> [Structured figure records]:
<<<<
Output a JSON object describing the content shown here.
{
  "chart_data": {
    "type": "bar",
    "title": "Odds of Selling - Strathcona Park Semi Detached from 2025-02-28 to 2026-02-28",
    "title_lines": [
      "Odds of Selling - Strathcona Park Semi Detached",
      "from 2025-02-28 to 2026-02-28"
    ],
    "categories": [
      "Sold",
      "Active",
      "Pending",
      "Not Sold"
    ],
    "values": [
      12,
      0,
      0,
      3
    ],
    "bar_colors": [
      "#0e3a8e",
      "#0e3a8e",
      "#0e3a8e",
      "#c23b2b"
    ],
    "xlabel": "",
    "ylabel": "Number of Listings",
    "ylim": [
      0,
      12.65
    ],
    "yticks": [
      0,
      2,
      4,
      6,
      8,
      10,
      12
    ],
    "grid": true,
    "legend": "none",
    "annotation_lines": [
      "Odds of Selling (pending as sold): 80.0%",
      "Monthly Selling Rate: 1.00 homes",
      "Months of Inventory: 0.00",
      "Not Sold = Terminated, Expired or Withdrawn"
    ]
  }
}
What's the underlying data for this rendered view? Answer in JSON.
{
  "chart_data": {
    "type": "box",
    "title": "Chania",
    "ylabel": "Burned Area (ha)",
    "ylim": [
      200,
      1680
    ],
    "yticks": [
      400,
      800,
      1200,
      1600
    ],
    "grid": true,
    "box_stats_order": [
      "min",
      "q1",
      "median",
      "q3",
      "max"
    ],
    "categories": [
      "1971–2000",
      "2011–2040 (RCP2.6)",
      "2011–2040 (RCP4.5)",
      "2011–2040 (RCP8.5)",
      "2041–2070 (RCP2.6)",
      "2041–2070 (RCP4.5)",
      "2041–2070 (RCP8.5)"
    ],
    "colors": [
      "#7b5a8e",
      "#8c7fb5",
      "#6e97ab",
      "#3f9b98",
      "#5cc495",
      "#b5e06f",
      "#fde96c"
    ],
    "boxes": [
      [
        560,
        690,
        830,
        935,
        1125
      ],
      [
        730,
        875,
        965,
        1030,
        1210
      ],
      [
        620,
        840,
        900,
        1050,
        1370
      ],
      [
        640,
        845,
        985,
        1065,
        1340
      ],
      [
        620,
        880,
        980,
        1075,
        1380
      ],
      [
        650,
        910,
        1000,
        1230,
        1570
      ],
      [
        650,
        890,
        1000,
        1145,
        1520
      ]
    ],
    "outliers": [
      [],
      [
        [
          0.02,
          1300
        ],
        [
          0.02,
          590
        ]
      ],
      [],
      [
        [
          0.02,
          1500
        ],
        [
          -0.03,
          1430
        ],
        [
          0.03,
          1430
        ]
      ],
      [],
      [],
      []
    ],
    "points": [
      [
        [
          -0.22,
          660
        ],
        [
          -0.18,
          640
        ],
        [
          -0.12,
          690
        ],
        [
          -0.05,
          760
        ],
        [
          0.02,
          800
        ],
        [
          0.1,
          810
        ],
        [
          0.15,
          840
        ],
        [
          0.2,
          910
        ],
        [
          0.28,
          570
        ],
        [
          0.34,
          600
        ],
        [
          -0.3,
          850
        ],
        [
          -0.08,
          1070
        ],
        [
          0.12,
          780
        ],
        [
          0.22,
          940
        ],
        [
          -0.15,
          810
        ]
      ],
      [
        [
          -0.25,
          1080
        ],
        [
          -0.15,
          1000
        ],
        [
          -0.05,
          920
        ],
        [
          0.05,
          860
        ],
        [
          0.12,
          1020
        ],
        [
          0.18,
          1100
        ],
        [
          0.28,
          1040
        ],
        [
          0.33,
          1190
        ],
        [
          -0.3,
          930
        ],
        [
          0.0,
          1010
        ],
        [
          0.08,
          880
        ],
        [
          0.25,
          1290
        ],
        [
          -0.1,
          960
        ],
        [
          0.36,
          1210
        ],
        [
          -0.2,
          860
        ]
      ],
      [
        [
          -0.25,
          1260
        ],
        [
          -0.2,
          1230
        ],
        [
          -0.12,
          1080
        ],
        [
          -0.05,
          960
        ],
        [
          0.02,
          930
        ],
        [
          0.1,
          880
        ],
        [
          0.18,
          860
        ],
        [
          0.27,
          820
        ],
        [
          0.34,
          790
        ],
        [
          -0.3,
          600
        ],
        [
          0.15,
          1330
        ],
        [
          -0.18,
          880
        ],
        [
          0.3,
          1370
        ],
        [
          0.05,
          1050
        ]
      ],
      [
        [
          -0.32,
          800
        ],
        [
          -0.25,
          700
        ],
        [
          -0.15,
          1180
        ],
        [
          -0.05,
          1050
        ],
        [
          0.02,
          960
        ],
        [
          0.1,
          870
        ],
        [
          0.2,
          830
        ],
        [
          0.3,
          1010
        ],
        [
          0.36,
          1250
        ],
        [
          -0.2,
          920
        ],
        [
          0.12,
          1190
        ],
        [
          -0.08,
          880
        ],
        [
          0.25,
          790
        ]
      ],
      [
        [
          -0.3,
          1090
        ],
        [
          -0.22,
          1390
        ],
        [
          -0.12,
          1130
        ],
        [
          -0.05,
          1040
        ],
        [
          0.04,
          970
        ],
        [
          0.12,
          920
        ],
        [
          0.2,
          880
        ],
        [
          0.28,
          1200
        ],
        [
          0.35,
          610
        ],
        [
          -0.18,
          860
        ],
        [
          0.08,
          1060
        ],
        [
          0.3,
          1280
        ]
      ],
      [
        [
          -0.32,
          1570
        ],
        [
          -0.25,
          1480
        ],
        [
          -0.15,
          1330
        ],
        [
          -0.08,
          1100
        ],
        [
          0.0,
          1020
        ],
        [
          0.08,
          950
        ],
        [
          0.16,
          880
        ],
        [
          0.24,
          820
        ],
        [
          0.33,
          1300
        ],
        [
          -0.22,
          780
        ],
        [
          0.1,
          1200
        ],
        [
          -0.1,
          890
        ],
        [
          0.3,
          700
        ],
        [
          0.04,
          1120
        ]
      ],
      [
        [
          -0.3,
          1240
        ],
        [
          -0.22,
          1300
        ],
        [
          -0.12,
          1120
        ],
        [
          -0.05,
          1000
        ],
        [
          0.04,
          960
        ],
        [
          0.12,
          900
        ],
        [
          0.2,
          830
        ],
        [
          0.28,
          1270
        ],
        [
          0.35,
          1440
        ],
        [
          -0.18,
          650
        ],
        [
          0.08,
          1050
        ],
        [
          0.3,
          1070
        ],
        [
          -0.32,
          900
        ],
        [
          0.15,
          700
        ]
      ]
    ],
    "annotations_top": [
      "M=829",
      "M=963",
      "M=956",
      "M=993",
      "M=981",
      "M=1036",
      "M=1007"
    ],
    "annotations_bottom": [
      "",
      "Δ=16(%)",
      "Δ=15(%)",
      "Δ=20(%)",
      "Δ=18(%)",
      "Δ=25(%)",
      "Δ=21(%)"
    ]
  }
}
>>>>
> [OBJECTIVE]: Faithfully transcribe the whole of the data.

> [COMPLETE ANSWER]:
Output a JSON object describing the content shown here.
{
  "chart_data": {
    "type": "bar",
    "title": "Odds of Selling - Strathcona Park Semi Detached from 2025-02-28 to 2026-02-28",
    "title_lines": [
      "Odds of Selling - Strathcona Park Semi Detached",
      "from 2025-02-28 to 2026-02-28"
    ],
    "categories": [
      "Sold",
      "Active",
      "Pending",
      "Not Sold"
    ],
    "values": [
      12,
      0,
      0,
      3
    ],
    "bar_colors": [
      "#0e3a8e",
      "#0e3a8e",
      "#0e3a8e",
      "#c23b2b"
    ],
    "xlabel": "",
    "ylabel": "Number of Listings",
    "ylim": [
      0,
      12.65
    ],
    "yticks": [
      0,
      2,
      4,
      6,
      8,
      10,
      12
    ],
    "grid": true,
    "legend": "none",
    "annotation_lines": [
      "Odds of Selling (pending as sold): 80.0%",
      "Monthly Selling Rate: 1.00 homes",
      "Months of Inventory: 0.00",
      "Not Sold = Terminated, Expired or Withdrawn"
    ]
  }
}
What's the underlying data for this rendered view? Answer in JSON.
{
  "chart_data": {
    "type": "box",
    "title": "Chania",
    "ylabel": "Burned Area (ha)",
    "ylim": [
      200,
      1680
    ],
    "yticks": [
      400,
      800,
      1200,
      1600
    ],
    "grid": true,
    "box_stats_order": [
      "min",
      "q1",
      "median",
      "q3",
      "max"
    ],
    "categories": [
      "1971–2000",
      "2011–2040 (RCP2.6)",
      "2011–2040 (RCP4.5)",
      "2011–2040 (RCP8.5)",
      "2041–2070 (RCP2.6)",
      "2041–2070 (RCP4.5)",
      "2041–2070 (RCP8.5)"
    ],
    "colors": [
      "#7b5a8e",
      "#8c7fb5",
      "#6e97ab",
      "#3f9b98",
      "#5cc495",
      "#b5e06f",
      "#fde96c"
    ],
    "boxes": [
      [
        560,
        690,
        830,
        935,
        1125
      ],
      [
        730,
        875,
        965,
        1030,
        1210
      ],
      [
        620,
        840,
        900,
        1050,
        1370
      ],
      [
        640,
        845,
        985,
        1065,
        1340
      ],
      [
        620,
        880,
        980,
        1075,
        1380
      ],
      [
        650,
        910,
        1000,
        1230,
        1570
      ],
      [
        650,
        890,
        1000,
        1145,
        1520
      ]
    ],
    "outliers": [
      [],
      [
        [
          0.02,
          1300
        ],
        [
          0.02,
          590
        ]
      ],
      [],
      [
        [
          0.02,
          1500
        ],
        [
          -0.03,
          1430
        ],
        [
          0.03,
          1430
        ]
      ],
      [],
      [],
      []
    ],
    "points": [
      [
        [
          -0.22,
          660
        ],
        [
          -0.18,
          640
        ],
        [
          -0.12,
          690
        ],
        [
          -0.05,
          760
        ],
        [
          0.02,
          800
        ],
        [
          0.1,
          810
        ],
        [
          0.15,
          840
        ],
        [
          0.2,
          910
        ],
        [
          0.28,
          570
        ],
        [
          0.34,
          600
        ],
        [
          -0.3,
          850
        ],
        [
          -0.08,
          1070
        ],
        [
          0.12,
          780
        ],
        [
          0.22,
          940
        ],
        [
          -0.15,
          810
        ]
      ],
      [
        [
          -0.25,
          1080
        ],
        [
          -0.15,
          1000
        ],
        [
          -0.05,
          920
        ],
        [
          0.05,
          860
        ],
        [
          0.12,
          1020
        ],
        [
          0.18,
          1100
        ],
        [
          0.28,
          1040
        ],
        [
          0.33,
          1190
        ],
        [
          -0.3,
          930
        ],
        [
          0.0,
          1010
        ],
        [
          0.08,
          880
        ],
        [
          0.25,
          1290
        ],
        [
          -0.1,
          960
        ],
        [
          0.36,
          1210
        ],
        [
          -0.2,
          860
        ]
      ],
      [
        [
          -0.25,
          1260
        ],
        [
          -0.2,
          1230
        ],
        [
          -0.12,
          1080
        ],
        [
          -0.05,
          960
        ],
        [
          0.02,
          930
        ],
        [
          0.1,
          880
        ],
        [
          0.18,
          860
        ],
        [
          0.27,
          820
        ],
        [
          0.34,
          790
        ],
        [
          -0.3,
          600
        ],
        [
          0.15,
          1330
        ],
        [
          -0.18,
          880
        ],
        [
          0.3,
          1370
        ],
        [
          0.05,
          1050
        ]
      ],
      [
        [
          -0.32,
          800
        ],
        [
          -0.25,
          700
        ],
        [
          -0.15,
          1180
        ],
        [
          -0.05,
          1050
        ],
        [
          0.02,
          960
        ],
        [
          0.1,
          870
        ],
        [
          0.2,
          830
        ],
        [
          0.3,
          1010
        ],
        [
          0.36,
          1250
        ],
        [
          -0.2,
          920
        ],
        [
          0.12,
          1190
        ],
        [
          -0.08,
          880
        ],
        [
          0.25,
          790
        ]
      ],
      [
        [
          -0.3,
          1090
        ],
        [
          -0.22,
          1390
        ],
        [
          -0.12,
          1130
        ],
        [
          -0.05,
          1040
        ],
        [
          0.04,
          970
        ],
        [
          0.12,
          920
        ],
        [
          0.2,
          880
        ],
        [
          0.28,
          1200
        ],
        [
          0.35,
          610
        ],
        [
          -0.18,
          860
        ],
        [
          0.08,
          1060
        ],
        [
          0.3,
          1280
        ]
      ],
      [
        [
          -0.32,
          1570
        ],
        [
          -0.25,
          1480
        ],
        [
          -0.15,
          1330
        ],
        [
          -0.08,
          1100
        ],
        [
          0.0,
          1020
        ],
        [
          0.08,
          950
        ],
        [
          0.16,
          880
        ],
        [
          0.24,
          820
        ],
        [
          0.33,
          1300
        ],
        [
          -0.22,
          780
        ],
        [
          0.1,
          1200
        ],
        [
          -0.1,
          890
        ],
        [
          0.3,
          700
        ],
        [
          0.04,
          1120
        ]
      ],
      [
        [
          -0.3,
          1240
        ],
        [
          -0.22,
          1300
        ],
        [
          -0.12,
          1120
        ],
        [
          -0.05,
          1000
        ],
        [
          0.04,
          960
        ],
        [
          0.12,
          900
        ],
        [
          0.2,
          830
        ],
        [
          0.28,
          1270
        ],
        [
          0.35,
          1440
        ],
        [
          -0.18,
          650
        ],
        [
          0.08,
          1050
        ],
        [
          0.3,
          1070
        ],
        [
          -0.32,
          900
        ],
        [
          0.15,
          700
        ]
      ]
    ],
    "annotations_top": [
      "M=829",
      "M=963",
      "M=956",
      "M=993",
      "M=981",
      "M=1036",
      "M=1007"
    ],
    "annotations_bottom": [
      "",
      "Δ=16(%)",
      "Δ=15(%)",
      "Δ=20(%)",
      "Δ=18(%)",
      "Δ=25(%)",
      "Δ=21(%)"
    ]
  }
}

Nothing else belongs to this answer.